++++ DATA LINES

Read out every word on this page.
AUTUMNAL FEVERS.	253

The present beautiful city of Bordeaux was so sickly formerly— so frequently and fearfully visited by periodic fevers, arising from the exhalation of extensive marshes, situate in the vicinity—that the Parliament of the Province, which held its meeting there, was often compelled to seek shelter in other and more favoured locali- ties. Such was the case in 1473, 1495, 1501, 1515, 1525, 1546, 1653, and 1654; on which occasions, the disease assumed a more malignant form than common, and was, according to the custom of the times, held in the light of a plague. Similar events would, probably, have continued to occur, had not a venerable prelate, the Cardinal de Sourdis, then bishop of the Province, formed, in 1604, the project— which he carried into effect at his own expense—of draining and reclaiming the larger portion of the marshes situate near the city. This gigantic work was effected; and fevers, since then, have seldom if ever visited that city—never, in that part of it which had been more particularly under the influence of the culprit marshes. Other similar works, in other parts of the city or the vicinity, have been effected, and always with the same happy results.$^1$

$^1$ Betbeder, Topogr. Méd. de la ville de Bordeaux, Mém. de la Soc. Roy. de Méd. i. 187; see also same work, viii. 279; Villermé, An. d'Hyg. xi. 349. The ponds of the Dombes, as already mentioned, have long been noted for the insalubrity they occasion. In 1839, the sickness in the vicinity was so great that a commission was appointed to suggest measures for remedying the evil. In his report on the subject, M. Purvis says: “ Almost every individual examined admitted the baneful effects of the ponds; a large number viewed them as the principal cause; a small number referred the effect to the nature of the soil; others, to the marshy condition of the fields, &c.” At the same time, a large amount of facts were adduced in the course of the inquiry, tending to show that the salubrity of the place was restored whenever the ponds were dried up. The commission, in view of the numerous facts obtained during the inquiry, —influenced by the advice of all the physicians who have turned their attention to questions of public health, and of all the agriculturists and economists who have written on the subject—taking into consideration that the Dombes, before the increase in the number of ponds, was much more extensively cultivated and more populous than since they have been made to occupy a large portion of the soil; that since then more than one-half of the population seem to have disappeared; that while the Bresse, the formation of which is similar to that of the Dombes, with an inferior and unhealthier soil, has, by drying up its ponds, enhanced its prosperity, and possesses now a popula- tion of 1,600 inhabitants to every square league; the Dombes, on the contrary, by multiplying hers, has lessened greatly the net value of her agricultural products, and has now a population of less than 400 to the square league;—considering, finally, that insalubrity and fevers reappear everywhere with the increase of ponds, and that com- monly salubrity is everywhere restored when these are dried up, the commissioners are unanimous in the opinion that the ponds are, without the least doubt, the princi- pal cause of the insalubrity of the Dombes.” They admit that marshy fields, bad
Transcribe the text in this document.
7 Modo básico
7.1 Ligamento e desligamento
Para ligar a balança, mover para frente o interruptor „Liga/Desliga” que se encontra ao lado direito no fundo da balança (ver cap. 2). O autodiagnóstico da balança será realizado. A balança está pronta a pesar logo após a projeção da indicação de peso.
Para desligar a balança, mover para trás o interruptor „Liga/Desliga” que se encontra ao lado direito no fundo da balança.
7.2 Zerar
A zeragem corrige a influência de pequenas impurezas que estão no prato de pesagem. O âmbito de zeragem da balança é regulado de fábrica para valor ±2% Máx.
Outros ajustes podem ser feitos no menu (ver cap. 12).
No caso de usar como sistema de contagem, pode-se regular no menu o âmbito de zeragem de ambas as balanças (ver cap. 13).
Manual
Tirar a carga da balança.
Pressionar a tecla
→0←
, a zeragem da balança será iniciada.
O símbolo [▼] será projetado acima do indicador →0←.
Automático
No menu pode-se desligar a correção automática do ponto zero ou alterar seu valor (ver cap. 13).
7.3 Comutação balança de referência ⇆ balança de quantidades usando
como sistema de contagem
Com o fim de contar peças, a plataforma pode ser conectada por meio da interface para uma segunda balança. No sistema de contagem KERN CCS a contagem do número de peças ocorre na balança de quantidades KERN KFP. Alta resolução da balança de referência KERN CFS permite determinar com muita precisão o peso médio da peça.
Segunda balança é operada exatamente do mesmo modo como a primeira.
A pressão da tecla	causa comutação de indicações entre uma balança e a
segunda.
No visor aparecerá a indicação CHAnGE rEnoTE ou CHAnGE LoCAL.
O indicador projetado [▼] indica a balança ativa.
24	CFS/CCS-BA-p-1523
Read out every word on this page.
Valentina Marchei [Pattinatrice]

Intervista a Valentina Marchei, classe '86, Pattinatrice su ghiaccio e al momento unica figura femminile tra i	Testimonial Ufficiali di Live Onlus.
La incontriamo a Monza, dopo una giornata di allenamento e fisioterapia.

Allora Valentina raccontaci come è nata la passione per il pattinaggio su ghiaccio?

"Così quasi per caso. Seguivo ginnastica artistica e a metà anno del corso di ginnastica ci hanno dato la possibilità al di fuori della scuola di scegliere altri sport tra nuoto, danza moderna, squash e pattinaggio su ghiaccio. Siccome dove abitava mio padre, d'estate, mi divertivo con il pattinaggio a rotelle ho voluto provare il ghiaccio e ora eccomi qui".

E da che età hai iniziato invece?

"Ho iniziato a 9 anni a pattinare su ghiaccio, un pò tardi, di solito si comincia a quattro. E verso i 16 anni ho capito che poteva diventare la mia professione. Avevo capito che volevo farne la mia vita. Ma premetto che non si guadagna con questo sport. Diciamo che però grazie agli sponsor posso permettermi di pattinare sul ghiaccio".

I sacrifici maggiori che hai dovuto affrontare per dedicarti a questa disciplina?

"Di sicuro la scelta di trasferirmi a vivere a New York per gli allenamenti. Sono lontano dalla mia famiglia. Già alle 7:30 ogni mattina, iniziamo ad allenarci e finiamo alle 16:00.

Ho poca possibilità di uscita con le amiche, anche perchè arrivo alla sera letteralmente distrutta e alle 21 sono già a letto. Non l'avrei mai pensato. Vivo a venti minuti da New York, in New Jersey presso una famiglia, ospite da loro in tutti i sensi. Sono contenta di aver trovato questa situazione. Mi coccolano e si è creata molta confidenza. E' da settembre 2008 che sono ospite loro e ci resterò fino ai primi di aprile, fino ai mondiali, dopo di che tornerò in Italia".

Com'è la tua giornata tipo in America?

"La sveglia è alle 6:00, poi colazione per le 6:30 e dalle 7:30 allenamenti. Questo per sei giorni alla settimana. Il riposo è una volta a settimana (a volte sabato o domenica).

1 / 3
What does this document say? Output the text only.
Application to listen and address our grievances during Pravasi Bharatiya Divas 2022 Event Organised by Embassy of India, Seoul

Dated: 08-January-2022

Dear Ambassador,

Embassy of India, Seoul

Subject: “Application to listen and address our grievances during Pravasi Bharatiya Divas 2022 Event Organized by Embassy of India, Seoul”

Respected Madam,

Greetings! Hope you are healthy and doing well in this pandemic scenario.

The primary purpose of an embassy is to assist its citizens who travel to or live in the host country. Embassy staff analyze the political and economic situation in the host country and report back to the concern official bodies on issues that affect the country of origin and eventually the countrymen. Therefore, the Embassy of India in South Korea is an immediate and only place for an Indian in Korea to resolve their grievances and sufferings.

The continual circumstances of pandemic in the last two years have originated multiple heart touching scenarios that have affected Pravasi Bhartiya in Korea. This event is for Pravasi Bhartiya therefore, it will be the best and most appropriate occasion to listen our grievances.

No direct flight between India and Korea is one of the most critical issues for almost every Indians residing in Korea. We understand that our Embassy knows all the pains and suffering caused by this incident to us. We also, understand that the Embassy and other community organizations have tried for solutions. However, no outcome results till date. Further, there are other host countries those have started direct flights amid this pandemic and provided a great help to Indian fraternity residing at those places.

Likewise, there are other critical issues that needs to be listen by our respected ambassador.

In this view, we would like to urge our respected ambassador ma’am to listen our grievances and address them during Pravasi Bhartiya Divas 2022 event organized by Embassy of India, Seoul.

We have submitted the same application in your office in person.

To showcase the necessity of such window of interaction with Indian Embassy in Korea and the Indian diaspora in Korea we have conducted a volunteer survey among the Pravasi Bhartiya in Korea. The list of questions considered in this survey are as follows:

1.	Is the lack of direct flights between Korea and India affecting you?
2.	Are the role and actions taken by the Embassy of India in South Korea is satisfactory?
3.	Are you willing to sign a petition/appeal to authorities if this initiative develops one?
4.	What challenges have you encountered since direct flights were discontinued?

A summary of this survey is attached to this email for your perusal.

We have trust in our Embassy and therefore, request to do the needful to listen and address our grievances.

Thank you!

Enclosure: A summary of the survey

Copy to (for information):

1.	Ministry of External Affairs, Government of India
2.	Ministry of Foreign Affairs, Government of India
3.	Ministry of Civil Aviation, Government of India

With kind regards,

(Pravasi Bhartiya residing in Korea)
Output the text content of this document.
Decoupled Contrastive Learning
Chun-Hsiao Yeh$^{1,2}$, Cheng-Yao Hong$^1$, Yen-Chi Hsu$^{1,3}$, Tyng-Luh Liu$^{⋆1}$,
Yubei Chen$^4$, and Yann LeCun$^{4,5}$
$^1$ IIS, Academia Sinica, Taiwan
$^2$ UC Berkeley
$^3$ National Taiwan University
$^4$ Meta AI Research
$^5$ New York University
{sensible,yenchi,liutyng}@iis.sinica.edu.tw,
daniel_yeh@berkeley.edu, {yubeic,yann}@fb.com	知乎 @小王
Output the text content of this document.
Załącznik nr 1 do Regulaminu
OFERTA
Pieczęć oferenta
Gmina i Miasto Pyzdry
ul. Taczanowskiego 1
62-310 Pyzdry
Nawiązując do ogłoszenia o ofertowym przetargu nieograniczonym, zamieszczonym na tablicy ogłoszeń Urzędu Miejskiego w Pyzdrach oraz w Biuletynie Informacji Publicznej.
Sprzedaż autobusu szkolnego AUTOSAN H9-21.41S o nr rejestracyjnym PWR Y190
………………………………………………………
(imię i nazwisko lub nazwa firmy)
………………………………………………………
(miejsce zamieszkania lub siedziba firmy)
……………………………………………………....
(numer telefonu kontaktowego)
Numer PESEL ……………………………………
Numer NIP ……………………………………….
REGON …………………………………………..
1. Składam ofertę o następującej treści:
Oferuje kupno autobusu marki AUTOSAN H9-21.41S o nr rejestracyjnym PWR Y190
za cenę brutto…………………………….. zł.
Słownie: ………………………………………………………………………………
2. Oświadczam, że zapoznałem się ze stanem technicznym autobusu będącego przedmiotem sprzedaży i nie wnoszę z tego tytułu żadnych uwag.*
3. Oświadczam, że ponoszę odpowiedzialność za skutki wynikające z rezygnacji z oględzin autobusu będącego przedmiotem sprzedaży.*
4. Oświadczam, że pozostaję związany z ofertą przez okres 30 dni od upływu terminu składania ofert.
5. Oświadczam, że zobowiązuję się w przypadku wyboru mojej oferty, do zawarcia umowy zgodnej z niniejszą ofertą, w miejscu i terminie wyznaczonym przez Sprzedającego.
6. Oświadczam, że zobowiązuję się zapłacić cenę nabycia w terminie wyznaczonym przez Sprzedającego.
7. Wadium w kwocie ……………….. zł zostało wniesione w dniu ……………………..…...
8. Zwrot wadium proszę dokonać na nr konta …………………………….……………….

++++++++

EXERCISE DETAILS >> From the data above, count the lines where "Government" occurs and give that figure and nothing else.

REPLY TO THE TASK >> 3